#### Exercise
Extract each line of the data and write it out again exactly.

#### Data records

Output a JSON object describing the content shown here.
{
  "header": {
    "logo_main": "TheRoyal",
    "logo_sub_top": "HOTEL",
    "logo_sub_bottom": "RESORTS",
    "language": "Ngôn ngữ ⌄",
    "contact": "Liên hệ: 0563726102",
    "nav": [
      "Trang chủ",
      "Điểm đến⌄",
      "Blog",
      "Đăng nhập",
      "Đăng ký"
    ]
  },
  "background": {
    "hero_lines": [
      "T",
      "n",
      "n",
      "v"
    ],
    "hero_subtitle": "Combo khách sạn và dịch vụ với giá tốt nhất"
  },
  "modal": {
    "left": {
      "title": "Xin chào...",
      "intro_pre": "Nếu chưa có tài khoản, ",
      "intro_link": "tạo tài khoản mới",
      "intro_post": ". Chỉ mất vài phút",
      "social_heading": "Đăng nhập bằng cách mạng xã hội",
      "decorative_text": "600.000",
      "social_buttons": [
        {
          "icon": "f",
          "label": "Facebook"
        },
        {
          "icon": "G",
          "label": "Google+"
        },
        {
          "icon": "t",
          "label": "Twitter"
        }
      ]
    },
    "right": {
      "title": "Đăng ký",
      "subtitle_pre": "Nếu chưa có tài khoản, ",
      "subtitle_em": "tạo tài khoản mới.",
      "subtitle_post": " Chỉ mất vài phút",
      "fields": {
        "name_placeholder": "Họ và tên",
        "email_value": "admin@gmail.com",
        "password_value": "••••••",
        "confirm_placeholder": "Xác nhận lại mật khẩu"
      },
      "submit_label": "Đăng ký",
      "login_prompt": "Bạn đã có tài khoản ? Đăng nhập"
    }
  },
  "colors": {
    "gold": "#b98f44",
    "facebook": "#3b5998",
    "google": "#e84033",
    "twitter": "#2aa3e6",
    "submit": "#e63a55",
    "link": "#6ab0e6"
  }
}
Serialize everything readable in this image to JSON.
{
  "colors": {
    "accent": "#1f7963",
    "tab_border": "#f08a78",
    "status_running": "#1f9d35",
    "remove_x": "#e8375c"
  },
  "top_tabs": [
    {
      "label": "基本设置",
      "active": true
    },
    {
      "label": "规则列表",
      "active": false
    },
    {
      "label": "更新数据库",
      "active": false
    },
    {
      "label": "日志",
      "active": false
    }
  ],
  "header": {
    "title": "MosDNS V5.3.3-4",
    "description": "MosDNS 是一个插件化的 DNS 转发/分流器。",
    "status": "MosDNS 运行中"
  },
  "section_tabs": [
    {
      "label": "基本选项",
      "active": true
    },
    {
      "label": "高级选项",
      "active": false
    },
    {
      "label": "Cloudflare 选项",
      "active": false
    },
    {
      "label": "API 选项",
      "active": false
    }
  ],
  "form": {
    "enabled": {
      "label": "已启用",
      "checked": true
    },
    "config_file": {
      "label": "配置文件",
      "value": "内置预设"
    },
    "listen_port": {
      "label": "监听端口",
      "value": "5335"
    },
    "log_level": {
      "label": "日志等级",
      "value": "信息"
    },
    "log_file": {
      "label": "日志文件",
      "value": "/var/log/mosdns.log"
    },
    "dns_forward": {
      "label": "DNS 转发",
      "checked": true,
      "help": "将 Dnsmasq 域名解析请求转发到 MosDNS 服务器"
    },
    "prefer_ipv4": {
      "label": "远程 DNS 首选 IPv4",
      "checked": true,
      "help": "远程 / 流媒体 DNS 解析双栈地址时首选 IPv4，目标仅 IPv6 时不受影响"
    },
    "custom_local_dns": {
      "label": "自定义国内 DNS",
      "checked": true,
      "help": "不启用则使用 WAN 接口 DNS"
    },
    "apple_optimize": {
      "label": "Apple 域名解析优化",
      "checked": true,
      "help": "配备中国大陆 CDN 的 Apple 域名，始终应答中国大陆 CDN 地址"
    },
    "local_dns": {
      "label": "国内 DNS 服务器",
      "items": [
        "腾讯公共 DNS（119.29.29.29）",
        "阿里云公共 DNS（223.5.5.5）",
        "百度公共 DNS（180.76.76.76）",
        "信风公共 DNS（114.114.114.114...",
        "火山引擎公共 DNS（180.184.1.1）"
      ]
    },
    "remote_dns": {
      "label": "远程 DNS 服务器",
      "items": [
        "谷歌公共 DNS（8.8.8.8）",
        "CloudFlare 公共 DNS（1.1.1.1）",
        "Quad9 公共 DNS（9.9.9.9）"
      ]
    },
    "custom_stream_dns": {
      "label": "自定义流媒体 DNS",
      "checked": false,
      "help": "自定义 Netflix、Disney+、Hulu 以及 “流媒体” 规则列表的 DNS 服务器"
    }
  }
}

#### Result for this task
Output a JSON object describing the content shown here.
{
  "header": {
    "logo_main": "TheRoyal",
    "logo_sub_top": "HOTEL",
    "logo_sub_bottom": "RESORTS",
    "language": "Ngôn ngữ ⌄",
    "contact": "Liên hệ: 0563726102",
    "nav": [
      "Trang chủ",
      "Điểm đến⌄",
      "Blog",
      "Đăng nhập",
      "Đăng ký"
    ]
  },
  "background": {
    "hero_lines": [
      "T",
      "n",
      "n",
      "v"
    ],
    "hero_subtitle": "Combo khách sạn và dịch vụ với giá tốt nhất"
  },
  "modal": {
    "left": {
      "title": "Xin chào...",
      "intro_pre": "Nếu chưa có tài khoản, ",
      "intro_link": "tạo tài khoản mới",
      "intro_post": ". Chỉ mất vài phút",
      "social_heading": "Đăng nhập bằng cách mạng xã hội",
      "decorative_text": "600.000",
      "social_buttons": [
        {
          "icon": "f",
          "label": "Facebook"
        },
        {
          "icon": "G",
          "label": "Google+"
        },
        {
          "icon": "t",
          "label": "Twitter"
        }
      ]
    },
    "right": {
      "title": "Đăng ký",
      "subtitle_pre": "Nếu chưa có tài khoản, ",
      "subtitle_em": "tạo tài khoản mới.",
      "subtitle_post": " Chỉ mất vài phút",
      "fields": {
        "name_placeholder": "Họ và tên",
        "email_value": "admin@gmail.com",
        "password_value": "••••••",
        "confirm_placeholder": "Xác nhận lại mật khẩu"
      },
      "submit_label": "Đăng ký",
      "login_prompt": "Bạn đã có tài khoản ? Đăng nhập"
    }
  },
  "colors": {
    "gold": "#b98f44",
    "facebook": "#3b5998",
    "google": "#e84033",
    "twitter": "#2aa3e6",
    "submit": "#e63a55",
    "link": "#6ab0e6"
  }
}
Serialize everything readable in this image to JSON.
{
  "colors": {
    "accent": "#1f7963",
    "tab_border": "#f08a78",
    "status_running": "#1f9d35",
    "remove_x": "#e8375c"
  },
  "top_tabs": [
    {
      "label": "基本设置",
      "active": true
    },
    {
      "label": "规则列表",
      "active": false
    },
    {
      "label": "更新数据库",
      "active": false
    },
    {
      "label": "日志",
      "active": false
    }
  ],
  "header": {
    "title": "MosDNS V5.3.3-4",
    "description": "MosDNS 是一个插件化的 DNS 转发/分流器。",
    "status": "MosDNS 运行中"
  },
  "section_tabs": [
    {
      "label": "基本选项",
      "active": true
    },
    {
      "label": "高级选项",
      "active": false
    },
    {
      "label": "Cloudflare 选项",
      "active": false
    },
    {
      "label": "API 选项",
      "active": false
    }
  ],
  "form": {
    "enabled": {
      "label": "已启用",
      "checked": true
    },
    "config_file": {
      "label": "配置文件",
      "value": "内置预设"
    },
    "listen_port": {
      "label": "监听端口",
      "value": "5335"
    },
    "log_level": {
      "label": "日志等级",
      "value": "信息"
    },
    "log_file": {
      "label": "日志文件",
      "value": "/var/log/mosdns.log"
    },
    "dns_forward": {
      "label": "DNS 转发",
      "checked": true,
      "help": "将 Dnsmasq 域名解析请求转发到 MosDNS 服务器"
    },
    "prefer_ipv4": {
      "label": "远程 DNS 首选 IPv4",
      "checked": true,
      "help": "远程 / 流媒体 DNS 解析双栈地址时首选 IPv4，目标仅 IPv6 时不受影响"
    },
    "custom_local_dns": {
      "label": "自定义国内 DNS",
      "checked": true,
      "help": "不启用则使用 WAN 接口 DNS"
    },
    "apple_optimize": {
      "label": "Apple 域名解析优化",
      "checked": true,
      "help": "配备中国大陆 CDN 的 Apple 域名，始终应答中国大陆 CDN 地址"
    },
    "local_dns": {
      "label": "国内 DNS 服务器",
      "items": [
        "腾讯公共 DNS（119.29.29.29）",
        "阿里云公共 DNS（223.5.5.5）",
        "百度公共 DNS（180.76.76.76）",
        "信风公共 DNS（114.114.114.114...",
        "火山引擎公共 DNS（180.184.1.1）"
      ]
    },
    "remote_dns": {
      "label": "远程 DNS 服务器",
      "items": [
        "谷歌公共 DNS（8.8.8.8）",
        "CloudFlare 公共 DNS（1.1.1.1）",
        "Quad9 公共 DNS（9.9.9.9）"
      ]
    },
    "custom_stream_dns": {
      "label": "自定义流媒体 DNS",
      "checked": false,
      "help": "自定义 Netflix、Disney+、Hulu 以及 “流媒体” 规则列表的 DNS 服务器"
    }
  }
}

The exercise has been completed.